* **WHAT IS NEEDED**:
Lines containing the word "with" should be extracted in full.

::: SUPPLIED DATA :::

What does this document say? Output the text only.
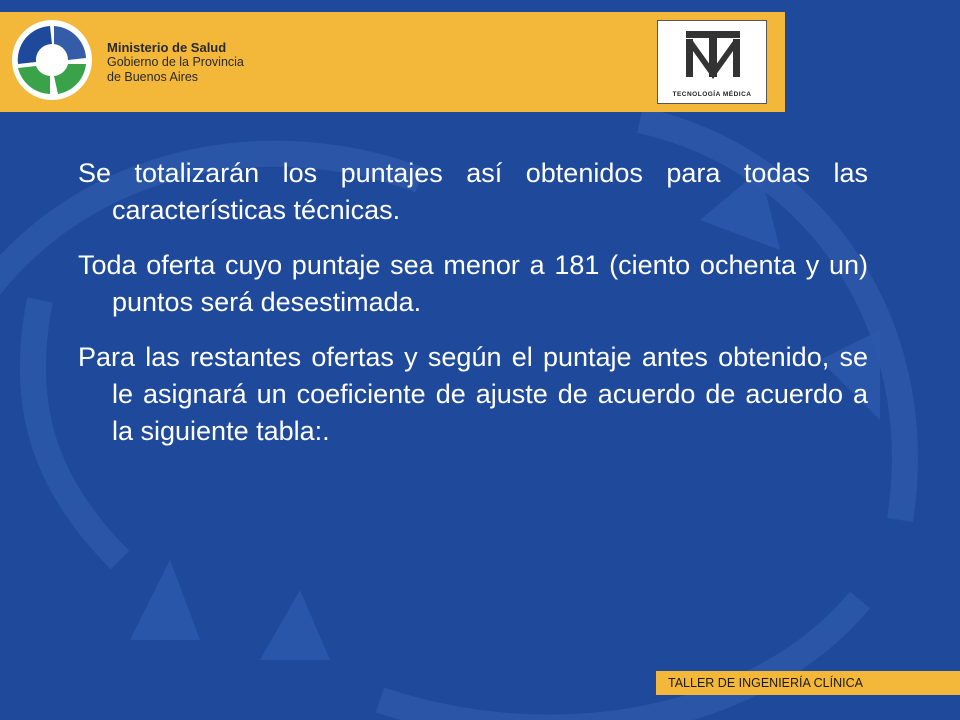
Ministerio de Salud
Gobierno de la Provincia
de Buenos Aires
TECNOLOGÍA MÉDICA

Se totalizarán los puntajes así obtenidos para todas las características técnicas.

Toda oferta cuyo puntaje sea menor a 181 (ciento ochenta y un) puntos será desestimada.

Para las restantes ofertas y según el puntaje antes obtenido, se le asignará un coeficiente de ajuste de acuerdo de acuerdo a la siguiente tabla:.

TALLER DE INGENIERÍA CLÍNICA
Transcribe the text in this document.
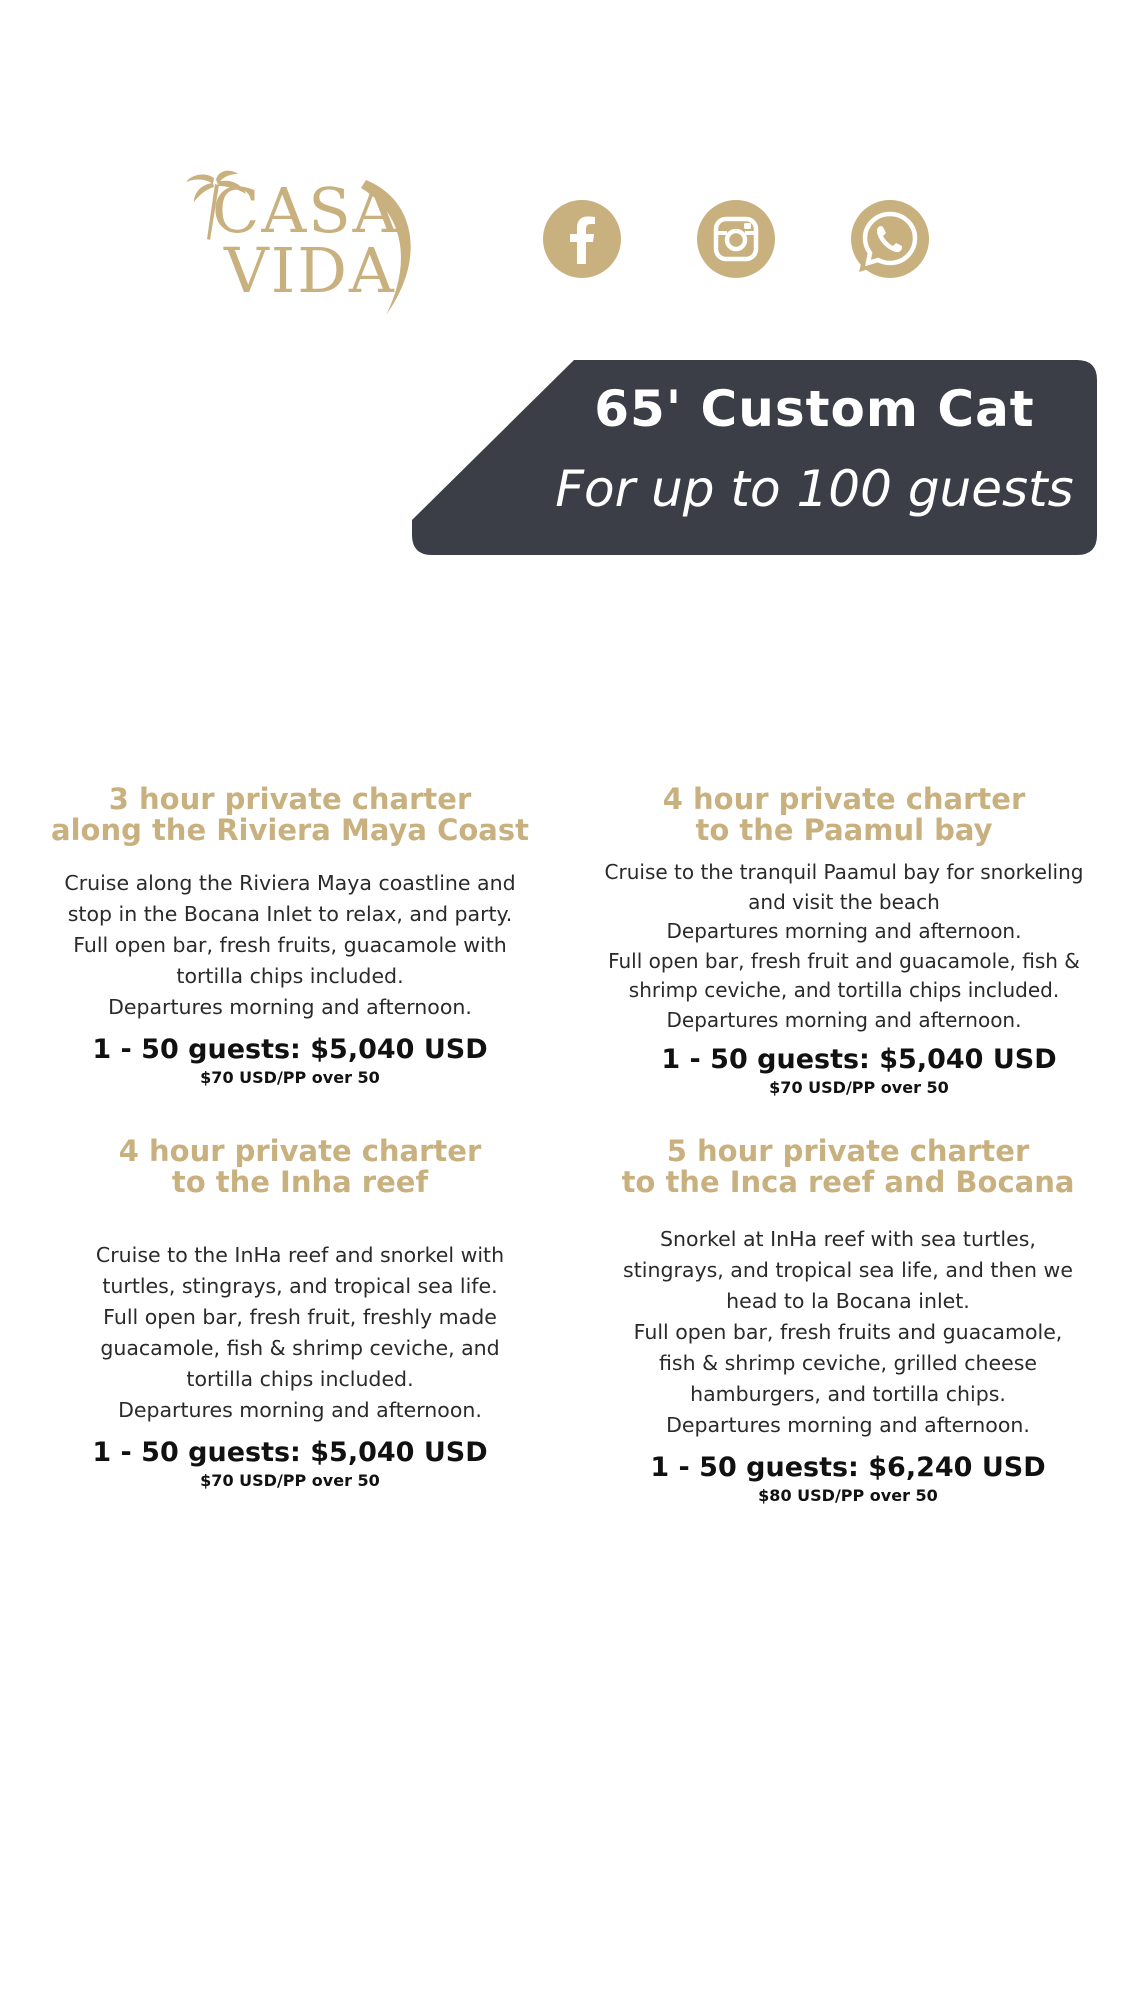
CASA
VIDA
65' Custom Cat
For up to 100 guests
3 hour private charter
along the Riviera Maya Coast
Cruise along the Riviera Maya coastline and
stop in the Bocana Inlet to relax, and party.
Full open bar, fresh fruits, guacamole with
tortilla chips included.
Departures morning and afternoon.
1 - 50 guests: $5,040 USD
$70 USD/PP over 50
4 hour private charter
to the Paamul bay
Cruise to the tranquil Paamul bay for snorkeling
and visit the beach
Departures morning and afternoon.
Full open bar, fresh fruit and guacamole, fish &
shrimp ceviche, and tortilla chips included.
Departures morning and afternoon.
1 - 50 guests: $5,040 USD
$70 USD/PP over 50
4 hour private charter
to the Inha reef
Cruise to the InHa reef and snorkel with
turtles, stingrays, and tropical sea life.
Full open bar, fresh fruit, freshly made
guacamole, fish & shrimp ceviche, and
tortilla chips included.
Departures morning and afternoon.
1 - 50 guests: $5,040 USD
$70 USD/PP over 50
5 hour private charter
to the Inca reef and Bocana
Snorkel at InHa reef with sea turtles,
stingrays, and tropical sea life, and then we
head to la Bocana inlet.
Full open bar, fresh fruits and guacamole,
fish & shrimp ceviche, grilled cheese
hamburgers, and tortilla chips.
Departures morning and afternoon.
1 - 50 guests: $6,240 USD
$80 USD/PP over 50
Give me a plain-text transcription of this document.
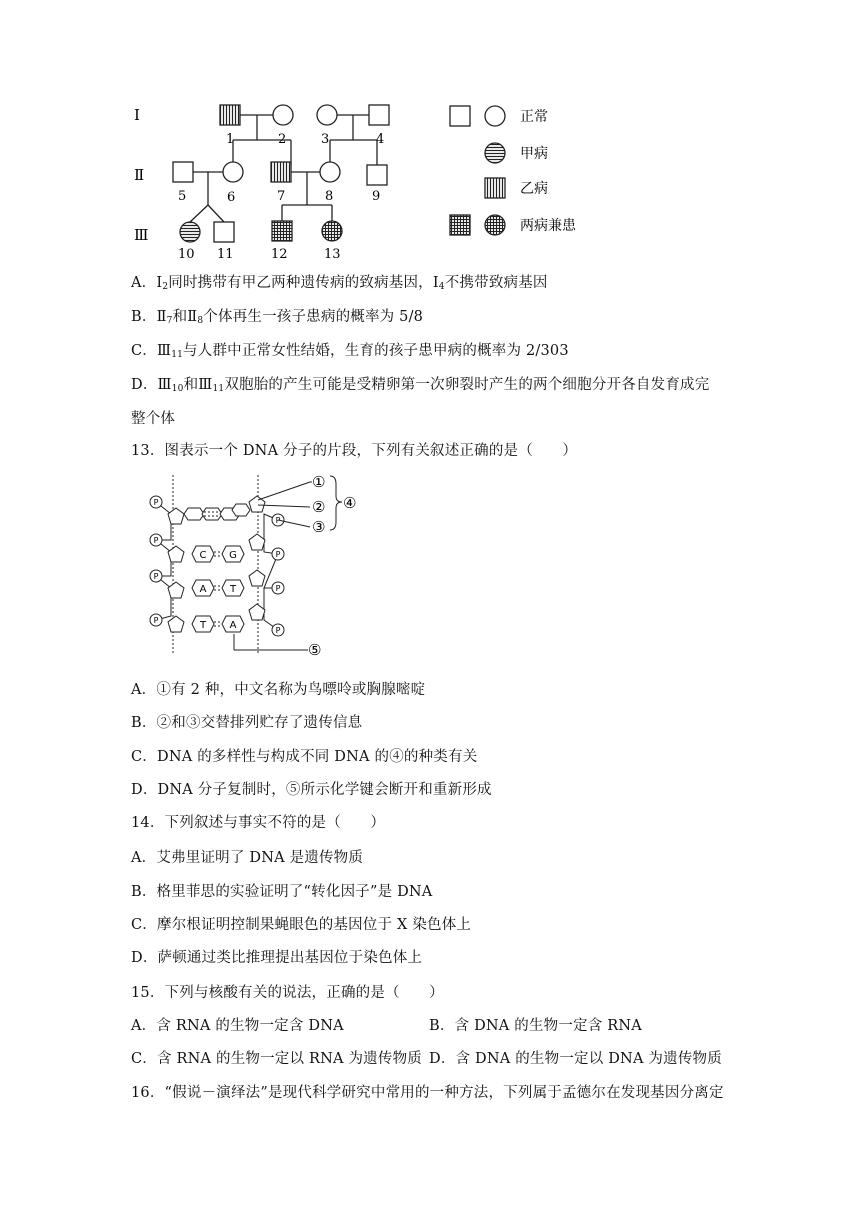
Ⅰ
Ⅱ
Ⅲ
1	2	3	4
5	6	7	8	9
10 11	12	13
正常
甲病
乙病
两病兼患
A．$Ⅰ_2$同时携带有甲乙两种遗传病的致病基因，$Ⅰ_4$不携带致病基因
B．$Ⅱ_7$和$Ⅱ_8$个体再生一孩子患病的概率为 5/8
C．$Ⅲ_{11}$与人群中正常女性结婚，生育的孩子患甲病的概率为 2/303
D．$Ⅲ_{10}$和$Ⅲ_{11}$双胞胎的产生可能是受精卵第一次卵裂时产生的两个细胞分开各自发育成完
整个体
13．图表示一个 DNA 分子的片段，下列有关叙述正确的是（　　）
P
P
P
P
P
P
P
P
C G
A T
T A
①
②
③
④
⑤
A．①有 2 种，中文名称为鸟嘌呤或胸腺嘧啶
B．②和③交替排列贮存了遗传信息
C．DNA 的多样性与构成不同 DNA 的④的种类有关
D．DNA 分子复制时，⑤所示化学键会断开和重新形成
14．下列叙述与事实不符的是（　　）
A．艾弗里证明了 DNA 是遗传物质
B．格里菲思的实验证明了“转化因子”是 DNA
C．摩尔根证明控制果蝇眼色的基因位于 X 染色体上
D．萨顿通过类比推理提出基因位于染色体上
15．下列与核酸有关的说法，正确的是（　　）
A．含 RNA 的生物一定含 DNA	B．含 DNA 的生物一定含 RNA
C．含 RNA 的生物一定以 RNA 为遗传物质 D．含 DNA 的生物一定以 DNA 为遗传物质
16．“假说－演绎法”是现代科学研究中常用的一种方法，下列属于孟德尔在发现基因分离定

:::

* **EXPECTED ANSWER**:
Full open bar, fresh fruits, guacamole with
Cruise to the InHa reef and snorkel with
Snorkel at InHa reef with sea turtles,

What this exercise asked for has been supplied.